"""

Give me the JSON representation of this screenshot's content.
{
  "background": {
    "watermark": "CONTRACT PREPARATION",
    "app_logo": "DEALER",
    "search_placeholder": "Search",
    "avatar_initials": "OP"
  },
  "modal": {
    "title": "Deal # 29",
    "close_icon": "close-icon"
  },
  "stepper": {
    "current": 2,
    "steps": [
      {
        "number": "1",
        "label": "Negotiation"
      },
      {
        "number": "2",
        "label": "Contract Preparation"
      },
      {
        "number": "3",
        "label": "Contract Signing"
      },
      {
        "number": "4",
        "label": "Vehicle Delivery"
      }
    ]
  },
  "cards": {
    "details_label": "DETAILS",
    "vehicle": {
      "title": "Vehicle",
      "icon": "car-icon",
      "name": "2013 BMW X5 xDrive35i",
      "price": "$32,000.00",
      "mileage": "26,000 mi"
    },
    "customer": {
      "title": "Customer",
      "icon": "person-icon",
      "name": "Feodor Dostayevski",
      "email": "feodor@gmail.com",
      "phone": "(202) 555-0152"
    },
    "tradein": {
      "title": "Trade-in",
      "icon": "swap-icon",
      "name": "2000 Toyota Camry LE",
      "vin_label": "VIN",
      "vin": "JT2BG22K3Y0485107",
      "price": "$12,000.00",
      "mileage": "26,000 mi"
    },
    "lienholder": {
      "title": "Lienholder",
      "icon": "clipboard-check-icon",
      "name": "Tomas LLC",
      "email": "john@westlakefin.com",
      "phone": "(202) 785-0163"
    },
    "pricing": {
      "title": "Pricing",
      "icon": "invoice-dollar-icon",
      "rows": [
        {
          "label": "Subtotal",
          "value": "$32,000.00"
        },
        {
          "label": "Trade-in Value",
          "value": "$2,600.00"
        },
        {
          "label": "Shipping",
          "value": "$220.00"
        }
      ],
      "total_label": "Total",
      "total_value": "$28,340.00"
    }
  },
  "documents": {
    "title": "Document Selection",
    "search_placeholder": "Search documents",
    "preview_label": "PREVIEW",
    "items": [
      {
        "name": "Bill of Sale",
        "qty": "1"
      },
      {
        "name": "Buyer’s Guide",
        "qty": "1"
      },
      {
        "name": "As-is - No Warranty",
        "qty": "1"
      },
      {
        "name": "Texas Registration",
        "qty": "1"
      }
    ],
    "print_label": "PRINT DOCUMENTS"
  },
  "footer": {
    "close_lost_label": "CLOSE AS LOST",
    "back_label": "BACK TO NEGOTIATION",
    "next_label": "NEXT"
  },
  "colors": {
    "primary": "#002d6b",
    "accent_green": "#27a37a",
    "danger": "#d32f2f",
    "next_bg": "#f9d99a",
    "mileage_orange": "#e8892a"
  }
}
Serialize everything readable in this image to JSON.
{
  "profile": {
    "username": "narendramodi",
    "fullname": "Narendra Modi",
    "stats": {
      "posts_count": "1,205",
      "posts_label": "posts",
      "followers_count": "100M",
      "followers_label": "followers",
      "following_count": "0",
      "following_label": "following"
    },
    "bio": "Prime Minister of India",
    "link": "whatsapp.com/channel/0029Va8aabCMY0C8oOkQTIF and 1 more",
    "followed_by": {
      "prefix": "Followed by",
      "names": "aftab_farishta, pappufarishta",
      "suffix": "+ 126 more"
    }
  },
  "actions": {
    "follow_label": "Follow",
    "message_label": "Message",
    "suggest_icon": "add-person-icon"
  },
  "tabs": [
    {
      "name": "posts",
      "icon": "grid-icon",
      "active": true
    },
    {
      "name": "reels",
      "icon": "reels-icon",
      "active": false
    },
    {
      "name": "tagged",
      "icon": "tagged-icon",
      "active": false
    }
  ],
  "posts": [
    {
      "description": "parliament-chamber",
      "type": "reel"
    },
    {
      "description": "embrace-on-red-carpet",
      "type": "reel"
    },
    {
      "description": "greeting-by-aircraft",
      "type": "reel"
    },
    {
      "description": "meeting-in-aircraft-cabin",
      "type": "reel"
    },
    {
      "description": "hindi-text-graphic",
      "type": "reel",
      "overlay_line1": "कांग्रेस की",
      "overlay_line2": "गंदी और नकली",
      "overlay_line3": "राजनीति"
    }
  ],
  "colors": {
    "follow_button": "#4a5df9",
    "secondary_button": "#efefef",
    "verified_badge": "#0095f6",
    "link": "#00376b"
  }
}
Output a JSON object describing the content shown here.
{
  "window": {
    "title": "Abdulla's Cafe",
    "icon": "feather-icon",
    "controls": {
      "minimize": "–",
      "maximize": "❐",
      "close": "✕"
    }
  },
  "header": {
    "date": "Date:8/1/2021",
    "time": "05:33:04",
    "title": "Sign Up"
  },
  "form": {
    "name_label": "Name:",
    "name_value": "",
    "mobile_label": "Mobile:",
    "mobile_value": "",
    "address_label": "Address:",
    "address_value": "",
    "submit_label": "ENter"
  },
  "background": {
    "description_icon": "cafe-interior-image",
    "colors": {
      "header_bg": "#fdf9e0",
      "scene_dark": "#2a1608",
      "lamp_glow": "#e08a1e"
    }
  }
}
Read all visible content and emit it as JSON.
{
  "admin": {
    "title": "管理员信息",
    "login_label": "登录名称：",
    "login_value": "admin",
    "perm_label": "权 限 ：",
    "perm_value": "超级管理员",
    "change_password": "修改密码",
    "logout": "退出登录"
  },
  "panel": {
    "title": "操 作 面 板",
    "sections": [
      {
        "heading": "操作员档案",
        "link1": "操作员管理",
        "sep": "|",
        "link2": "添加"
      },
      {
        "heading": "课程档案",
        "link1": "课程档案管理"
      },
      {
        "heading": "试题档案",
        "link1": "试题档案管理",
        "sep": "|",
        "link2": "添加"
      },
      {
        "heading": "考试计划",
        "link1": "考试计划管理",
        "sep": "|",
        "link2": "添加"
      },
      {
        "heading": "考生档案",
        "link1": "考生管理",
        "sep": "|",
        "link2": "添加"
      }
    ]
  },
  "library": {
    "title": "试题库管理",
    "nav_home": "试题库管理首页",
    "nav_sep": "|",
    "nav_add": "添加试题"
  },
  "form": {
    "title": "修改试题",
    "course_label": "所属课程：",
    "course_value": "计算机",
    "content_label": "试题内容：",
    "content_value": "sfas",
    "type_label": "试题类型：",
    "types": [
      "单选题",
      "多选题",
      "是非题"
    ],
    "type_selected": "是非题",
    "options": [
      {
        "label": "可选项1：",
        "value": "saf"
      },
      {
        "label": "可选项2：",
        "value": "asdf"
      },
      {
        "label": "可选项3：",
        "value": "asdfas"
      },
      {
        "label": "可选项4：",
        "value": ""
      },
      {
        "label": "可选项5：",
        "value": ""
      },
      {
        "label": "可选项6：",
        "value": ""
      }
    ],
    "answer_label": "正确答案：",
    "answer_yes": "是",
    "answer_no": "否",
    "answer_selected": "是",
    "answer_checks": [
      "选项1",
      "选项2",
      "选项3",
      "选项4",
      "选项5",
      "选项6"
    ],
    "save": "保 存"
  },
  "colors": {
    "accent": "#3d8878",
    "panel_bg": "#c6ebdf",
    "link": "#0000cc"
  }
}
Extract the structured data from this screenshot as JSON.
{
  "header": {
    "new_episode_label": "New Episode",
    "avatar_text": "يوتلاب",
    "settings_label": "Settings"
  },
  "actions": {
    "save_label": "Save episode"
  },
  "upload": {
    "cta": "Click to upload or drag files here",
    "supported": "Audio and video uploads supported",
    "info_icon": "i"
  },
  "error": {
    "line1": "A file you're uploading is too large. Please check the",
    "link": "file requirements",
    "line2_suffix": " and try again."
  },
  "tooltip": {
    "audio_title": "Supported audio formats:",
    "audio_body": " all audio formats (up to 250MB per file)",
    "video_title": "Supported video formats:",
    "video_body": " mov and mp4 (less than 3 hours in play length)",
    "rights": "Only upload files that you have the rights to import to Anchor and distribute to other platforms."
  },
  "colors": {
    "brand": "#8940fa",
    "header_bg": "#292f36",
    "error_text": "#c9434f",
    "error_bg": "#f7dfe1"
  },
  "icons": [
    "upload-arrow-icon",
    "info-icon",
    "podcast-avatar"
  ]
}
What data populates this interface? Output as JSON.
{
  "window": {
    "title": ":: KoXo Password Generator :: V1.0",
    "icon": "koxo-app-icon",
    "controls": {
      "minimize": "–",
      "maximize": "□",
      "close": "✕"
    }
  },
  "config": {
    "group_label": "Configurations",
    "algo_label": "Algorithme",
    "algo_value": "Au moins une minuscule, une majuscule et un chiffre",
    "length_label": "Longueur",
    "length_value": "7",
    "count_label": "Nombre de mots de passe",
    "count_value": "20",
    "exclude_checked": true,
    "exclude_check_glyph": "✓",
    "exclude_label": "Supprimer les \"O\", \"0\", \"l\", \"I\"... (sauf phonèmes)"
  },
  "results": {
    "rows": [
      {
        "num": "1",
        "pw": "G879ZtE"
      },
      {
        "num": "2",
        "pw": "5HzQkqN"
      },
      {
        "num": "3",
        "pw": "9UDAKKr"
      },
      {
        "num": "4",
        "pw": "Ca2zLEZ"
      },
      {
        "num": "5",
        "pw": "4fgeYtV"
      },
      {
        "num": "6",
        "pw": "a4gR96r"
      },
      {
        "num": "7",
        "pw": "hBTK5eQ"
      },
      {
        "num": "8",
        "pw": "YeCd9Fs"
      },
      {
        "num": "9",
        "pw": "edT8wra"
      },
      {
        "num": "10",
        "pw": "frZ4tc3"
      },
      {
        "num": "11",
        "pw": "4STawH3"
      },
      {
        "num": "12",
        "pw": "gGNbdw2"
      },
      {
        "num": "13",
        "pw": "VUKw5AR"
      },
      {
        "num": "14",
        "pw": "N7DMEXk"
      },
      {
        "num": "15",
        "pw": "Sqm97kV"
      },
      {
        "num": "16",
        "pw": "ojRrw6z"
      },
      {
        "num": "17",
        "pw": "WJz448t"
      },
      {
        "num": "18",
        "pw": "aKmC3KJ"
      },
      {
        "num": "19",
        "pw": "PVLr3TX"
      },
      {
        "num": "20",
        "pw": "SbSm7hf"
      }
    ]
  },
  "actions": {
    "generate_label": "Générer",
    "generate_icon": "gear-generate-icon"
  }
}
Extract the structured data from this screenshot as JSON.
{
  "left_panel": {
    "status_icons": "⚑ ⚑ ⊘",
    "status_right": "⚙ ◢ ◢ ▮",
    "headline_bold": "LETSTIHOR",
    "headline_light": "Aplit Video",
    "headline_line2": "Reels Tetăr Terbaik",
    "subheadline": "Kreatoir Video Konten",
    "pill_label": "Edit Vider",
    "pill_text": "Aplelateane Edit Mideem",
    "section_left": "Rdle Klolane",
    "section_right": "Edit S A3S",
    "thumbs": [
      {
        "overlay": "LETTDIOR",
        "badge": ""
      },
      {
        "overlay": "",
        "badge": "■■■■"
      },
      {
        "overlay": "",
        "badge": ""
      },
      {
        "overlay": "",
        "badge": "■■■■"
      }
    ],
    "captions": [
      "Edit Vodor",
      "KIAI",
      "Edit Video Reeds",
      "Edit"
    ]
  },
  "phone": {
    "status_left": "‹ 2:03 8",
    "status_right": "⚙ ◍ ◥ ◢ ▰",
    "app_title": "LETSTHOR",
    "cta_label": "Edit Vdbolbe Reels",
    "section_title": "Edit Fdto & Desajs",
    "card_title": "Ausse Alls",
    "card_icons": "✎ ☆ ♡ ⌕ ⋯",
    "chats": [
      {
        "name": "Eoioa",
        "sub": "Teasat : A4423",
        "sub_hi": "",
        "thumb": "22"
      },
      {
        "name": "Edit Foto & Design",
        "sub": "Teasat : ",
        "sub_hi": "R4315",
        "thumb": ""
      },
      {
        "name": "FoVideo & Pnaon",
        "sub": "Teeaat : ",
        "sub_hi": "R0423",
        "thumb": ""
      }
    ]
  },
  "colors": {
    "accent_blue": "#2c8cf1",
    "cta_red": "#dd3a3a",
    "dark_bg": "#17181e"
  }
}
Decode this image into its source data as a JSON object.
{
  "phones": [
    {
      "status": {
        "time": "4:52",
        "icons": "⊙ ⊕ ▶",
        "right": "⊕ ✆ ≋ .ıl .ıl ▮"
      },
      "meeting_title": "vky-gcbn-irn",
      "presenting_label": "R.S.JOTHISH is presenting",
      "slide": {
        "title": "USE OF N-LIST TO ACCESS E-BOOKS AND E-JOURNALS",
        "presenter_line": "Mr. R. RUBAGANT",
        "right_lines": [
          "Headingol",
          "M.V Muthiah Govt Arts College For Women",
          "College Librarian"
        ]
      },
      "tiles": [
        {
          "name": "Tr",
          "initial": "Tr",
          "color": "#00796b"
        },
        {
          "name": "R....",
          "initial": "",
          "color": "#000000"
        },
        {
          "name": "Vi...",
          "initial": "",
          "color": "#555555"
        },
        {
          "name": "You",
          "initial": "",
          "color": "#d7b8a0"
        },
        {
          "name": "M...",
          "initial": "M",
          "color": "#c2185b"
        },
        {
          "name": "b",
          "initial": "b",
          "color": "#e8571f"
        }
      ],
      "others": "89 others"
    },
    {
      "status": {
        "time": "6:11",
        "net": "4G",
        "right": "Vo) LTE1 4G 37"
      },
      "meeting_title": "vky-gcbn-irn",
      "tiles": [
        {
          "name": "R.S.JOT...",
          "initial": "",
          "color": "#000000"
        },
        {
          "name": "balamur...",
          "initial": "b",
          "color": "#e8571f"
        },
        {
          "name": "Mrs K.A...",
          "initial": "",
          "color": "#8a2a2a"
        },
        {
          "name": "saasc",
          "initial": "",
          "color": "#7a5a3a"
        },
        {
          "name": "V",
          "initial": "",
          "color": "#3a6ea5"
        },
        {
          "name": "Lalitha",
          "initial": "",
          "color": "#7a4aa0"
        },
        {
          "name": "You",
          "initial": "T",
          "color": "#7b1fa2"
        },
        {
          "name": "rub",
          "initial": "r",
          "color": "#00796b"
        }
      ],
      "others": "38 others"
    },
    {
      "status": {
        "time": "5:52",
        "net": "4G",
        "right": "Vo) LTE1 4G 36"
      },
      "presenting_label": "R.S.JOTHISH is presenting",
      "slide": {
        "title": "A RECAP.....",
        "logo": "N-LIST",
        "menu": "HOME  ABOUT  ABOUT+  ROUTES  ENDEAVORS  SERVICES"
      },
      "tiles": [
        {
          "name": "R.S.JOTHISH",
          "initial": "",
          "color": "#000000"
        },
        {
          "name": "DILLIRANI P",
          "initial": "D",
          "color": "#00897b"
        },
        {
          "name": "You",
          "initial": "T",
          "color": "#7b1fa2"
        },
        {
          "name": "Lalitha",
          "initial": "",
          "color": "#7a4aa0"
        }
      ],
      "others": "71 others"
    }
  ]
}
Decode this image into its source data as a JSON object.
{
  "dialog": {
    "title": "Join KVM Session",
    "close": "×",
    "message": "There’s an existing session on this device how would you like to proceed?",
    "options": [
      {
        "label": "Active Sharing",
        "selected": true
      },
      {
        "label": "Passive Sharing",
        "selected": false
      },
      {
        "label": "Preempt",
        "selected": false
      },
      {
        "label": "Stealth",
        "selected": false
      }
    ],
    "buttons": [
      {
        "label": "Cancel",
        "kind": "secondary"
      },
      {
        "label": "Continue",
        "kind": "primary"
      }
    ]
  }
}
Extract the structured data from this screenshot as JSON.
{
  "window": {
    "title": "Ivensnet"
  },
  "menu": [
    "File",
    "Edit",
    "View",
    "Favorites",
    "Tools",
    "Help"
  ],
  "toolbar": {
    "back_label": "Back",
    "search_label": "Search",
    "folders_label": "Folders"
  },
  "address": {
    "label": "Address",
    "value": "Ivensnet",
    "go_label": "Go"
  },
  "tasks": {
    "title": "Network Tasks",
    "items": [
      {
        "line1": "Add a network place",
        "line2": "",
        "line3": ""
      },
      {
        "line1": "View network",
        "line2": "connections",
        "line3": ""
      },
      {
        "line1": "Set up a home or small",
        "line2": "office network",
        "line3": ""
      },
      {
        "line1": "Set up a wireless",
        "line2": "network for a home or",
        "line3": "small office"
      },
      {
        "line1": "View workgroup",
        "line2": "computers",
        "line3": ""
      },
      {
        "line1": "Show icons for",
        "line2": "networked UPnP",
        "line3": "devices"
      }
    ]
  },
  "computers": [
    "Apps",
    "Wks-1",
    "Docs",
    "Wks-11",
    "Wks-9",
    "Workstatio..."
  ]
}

"""

● **SHORT TASK**: From the data, list each line in which the string "more" appears.

● **WRITTEN ANSWER**:
    "link": "whatsapp.com/channel/0029Va8aabCMY0C8oOkQTIF and 1 more",
      "suffix": "+ 126 more"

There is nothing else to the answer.